WHAT YOU ARE ASKED TO DO
Would you quote the material below in full and unchanged?

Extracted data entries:
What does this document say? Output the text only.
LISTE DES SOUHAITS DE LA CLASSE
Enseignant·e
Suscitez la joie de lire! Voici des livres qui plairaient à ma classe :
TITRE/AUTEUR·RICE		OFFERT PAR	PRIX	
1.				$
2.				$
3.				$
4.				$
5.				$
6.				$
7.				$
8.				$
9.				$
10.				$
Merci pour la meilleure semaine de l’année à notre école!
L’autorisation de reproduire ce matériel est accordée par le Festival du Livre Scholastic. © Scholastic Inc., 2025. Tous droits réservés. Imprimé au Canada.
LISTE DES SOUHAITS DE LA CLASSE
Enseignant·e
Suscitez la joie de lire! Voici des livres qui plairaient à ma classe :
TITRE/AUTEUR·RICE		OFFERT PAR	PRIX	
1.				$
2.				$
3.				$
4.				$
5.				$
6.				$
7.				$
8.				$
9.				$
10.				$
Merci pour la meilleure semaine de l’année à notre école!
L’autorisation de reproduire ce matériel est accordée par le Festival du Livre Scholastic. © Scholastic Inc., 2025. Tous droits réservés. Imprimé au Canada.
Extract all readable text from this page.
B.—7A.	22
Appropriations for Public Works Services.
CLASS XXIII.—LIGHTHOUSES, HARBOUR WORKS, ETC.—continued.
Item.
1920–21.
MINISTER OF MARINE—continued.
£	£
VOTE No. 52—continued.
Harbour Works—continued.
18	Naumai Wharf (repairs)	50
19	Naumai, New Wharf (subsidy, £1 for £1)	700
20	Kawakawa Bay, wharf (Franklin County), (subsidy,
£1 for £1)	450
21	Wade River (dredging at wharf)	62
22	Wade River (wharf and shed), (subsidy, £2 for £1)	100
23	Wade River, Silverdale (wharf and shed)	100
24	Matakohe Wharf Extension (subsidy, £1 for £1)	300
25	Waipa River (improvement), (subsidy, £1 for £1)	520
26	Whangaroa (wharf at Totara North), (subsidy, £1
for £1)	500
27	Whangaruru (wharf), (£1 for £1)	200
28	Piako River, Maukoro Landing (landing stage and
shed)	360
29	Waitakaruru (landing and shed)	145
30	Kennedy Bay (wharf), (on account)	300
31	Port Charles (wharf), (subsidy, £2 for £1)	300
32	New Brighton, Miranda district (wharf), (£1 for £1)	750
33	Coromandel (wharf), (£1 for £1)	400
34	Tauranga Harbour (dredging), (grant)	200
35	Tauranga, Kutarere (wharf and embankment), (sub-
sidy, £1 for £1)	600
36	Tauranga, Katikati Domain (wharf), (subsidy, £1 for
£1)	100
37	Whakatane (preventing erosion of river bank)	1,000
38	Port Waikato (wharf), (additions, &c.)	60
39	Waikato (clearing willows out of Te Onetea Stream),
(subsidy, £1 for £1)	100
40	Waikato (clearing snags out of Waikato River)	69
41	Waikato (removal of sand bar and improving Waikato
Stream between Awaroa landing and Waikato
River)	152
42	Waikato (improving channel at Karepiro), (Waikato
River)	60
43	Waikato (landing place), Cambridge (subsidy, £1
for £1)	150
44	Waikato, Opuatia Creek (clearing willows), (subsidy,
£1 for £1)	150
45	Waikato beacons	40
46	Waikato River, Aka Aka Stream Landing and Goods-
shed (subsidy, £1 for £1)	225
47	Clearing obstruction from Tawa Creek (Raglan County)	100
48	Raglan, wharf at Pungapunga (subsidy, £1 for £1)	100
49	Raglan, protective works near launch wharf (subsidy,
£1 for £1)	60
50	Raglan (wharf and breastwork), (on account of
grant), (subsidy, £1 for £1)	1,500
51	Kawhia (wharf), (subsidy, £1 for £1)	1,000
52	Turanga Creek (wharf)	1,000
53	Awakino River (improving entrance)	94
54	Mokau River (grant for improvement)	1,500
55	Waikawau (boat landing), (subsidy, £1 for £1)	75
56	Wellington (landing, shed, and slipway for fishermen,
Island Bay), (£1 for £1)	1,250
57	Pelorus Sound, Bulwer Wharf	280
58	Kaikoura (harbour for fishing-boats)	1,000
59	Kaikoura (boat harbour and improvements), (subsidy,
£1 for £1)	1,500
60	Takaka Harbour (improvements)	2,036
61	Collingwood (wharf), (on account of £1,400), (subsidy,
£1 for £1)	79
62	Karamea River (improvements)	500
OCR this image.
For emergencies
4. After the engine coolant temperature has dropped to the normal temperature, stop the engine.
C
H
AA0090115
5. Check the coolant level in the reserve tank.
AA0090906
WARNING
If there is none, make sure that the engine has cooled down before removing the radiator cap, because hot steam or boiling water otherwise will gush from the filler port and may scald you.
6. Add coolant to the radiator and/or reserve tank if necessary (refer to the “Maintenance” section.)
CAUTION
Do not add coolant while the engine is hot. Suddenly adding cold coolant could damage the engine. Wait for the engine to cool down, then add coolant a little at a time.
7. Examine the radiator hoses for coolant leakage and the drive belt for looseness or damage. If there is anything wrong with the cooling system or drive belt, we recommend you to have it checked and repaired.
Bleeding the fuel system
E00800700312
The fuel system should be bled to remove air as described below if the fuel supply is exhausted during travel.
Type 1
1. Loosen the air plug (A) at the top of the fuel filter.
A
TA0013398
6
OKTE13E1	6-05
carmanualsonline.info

ANSWER TO THE PROBLEM
What does this document say? Output the text only.
LISTE DES SOUHAITS DE LA CLASSE
Enseignant·e
Suscitez la joie de lire! Voici des livres qui plairaient à ma classe :
TITRE/AUTEUR·RICE		OFFERT PAR	PRIX	
1.				$
2.				$
3.				$
4.				$
5.				$
6.				$
7.				$
8.				$
9.				$
10.				$
Merci pour la meilleure semaine de l’année à notre école!
L’autorisation de reproduire ce matériel est accordée par le Festival du Livre Scholastic. © Scholastic Inc., 2025. Tous droits réservés. Imprimé au Canada.
LISTE DES SOUHAITS DE LA CLASSE
Enseignant·e
Suscitez la joie de lire! Voici des livres qui plairaient à ma classe :
TITRE/AUTEUR·RICE		OFFERT PAR	PRIX	
1.				$
2.				$
3.				$
4.				$
5.				$
6.				$
7.				$
8.				$
9.				$
10.				$
Merci pour la meilleure semaine de l’année à notre école!
L’autorisation de reproduire ce matériel est accordée par le Festival du Livre Scholastic. © Scholastic Inc., 2025. Tous droits réservés. Imprimé au Canada.
Extract all readable text from this page.
B.—7A.	22
Appropriations for Public Works Services.
CLASS XXIII.—LIGHTHOUSES, HARBOUR WORKS, ETC.—continued.
Item.
1920–21.
MINISTER OF MARINE—continued.
£	£
VOTE No. 52—continued.
Harbour Works—continued.
18	Naumai Wharf (repairs)	50
19	Naumai, New Wharf (subsidy, £1 for £1)	700
20	Kawakawa Bay, wharf (Franklin County), (subsidy,
£1 for £1)	450
21	Wade River (dredging at wharf)	62
22	Wade River (wharf and shed), (subsidy, £2 for £1)	100
23	Wade River, Silverdale (wharf and shed)	100
24	Matakohe Wharf Extension (subsidy, £1 for £1)	300
25	Waipa River (improvement), (subsidy, £1 for £1)	520
26	Whangaroa (wharf at Totara North), (subsidy, £1
for £1)	500
27	Whangaruru (wharf), (£1 for £1)	200
28	Piako River, Maukoro Landing (landing stage and
shed)	360
29	Waitakaruru (landing and shed)	145
30	Kennedy Bay (wharf), (on account)	300
31	Port Charles (wharf), (subsidy, £2 for £1)	300
32	New Brighton, Miranda district (wharf), (£1 for £1)	750
33	Coromandel (wharf), (£1 for £1)	400
34	Tauranga Harbour (dredging), (grant)	200
35	Tauranga, Kutarere (wharf and embankment), (sub-
sidy, £1 for £1)	600
36	Tauranga, Katikati Domain (wharf), (subsidy, £1 for
£1)	100
37	Whakatane (preventing erosion of river bank)	1,000
38	Port Waikato (wharf), (additions, &c.)	60
39	Waikato (clearing willows out of Te Onetea Stream),
(subsidy, £1 for £1)	100
40	Waikato (clearing snags out of Waikato River)	69
41	Waikato (removal of sand bar and improving Waikato
Stream between Awaroa landing and Waikato
River)	152
42	Waikato (improving channel at Karepiro), (Waikato
River)	60
43	Waikato (landing place), Cambridge (subsidy, £1
for £1)	150
44	Waikato, Opuatia Creek (clearing willows), (subsidy,
£1 for £1)	150
45	Waikato beacons	40
46	Waikato River, Aka Aka Stream Landing and Goods-
shed (subsidy, £1 for £1)	225
47	Clearing obstruction from Tawa Creek (Raglan County)	100
48	Raglan, wharf at Pungapunga (subsidy, £1 for £1)	100
49	Raglan, protective works near launch wharf (subsidy,
£1 for £1)	60
50	Raglan (wharf and breastwork), (on account of
grant), (subsidy, £1 for £1)	1,500
51	Kawhia (wharf), (subsidy, £1 for £1)	1,000
52	Turanga Creek (wharf)	1,000
53	Awakino River (improving entrance)	94
54	Mokau River (grant for improvement)	1,500
55	Waikawau (boat landing), (subsidy, £1 for £1)	75
56	Wellington (landing, shed, and slipway for fishermen,
Island Bay), (£1 for £1)	1,250
57	Pelorus Sound, Bulwer Wharf	280
58	Kaikoura (harbour for fishing-boats)	1,000
59	Kaikoura (boat harbour and improvements), (subsidy,
£1 for £1)	1,500
60	Takaka Harbour (improvements)	2,036
61	Collingwood (wharf), (on account of £1,400), (subsidy,
£1 for £1)	79
62	Karamea River (improvements)	500
OCR this image.
For emergencies
4. After the engine coolant temperature has dropped to the normal temperature, stop the engine.
C
H
AA0090115
5. Check the coolant level in the reserve tank.
AA0090906
WARNING
If there is none, make sure that the engine has cooled down before removing the radiator cap, because hot steam or boiling water otherwise will gush from the filler port and may scald you.
6. Add coolant to the radiator and/or reserve tank if necessary (refer to the “Maintenance” section.)
CAUTION
Do not add coolant while the engine is hot. Suddenly adding cold coolant could damage the engine. Wait for the engine to cool down, then add coolant a little at a time.
7. Examine the radiator hoses for coolant leakage and the drive belt for looseness or damage. If there is anything wrong with the cooling system or drive belt, we recommend you to have it checked and repaired.
Bleeding the fuel system
E00800700312
The fuel system should be bled to remove air as described below if the fuel supply is exhausted during travel.
Type 1
1. Loosen the air plug (A) at the top of the fuel filter.
A
TA0013398
6
OKTE13E1	6-05
carmanualsonline.info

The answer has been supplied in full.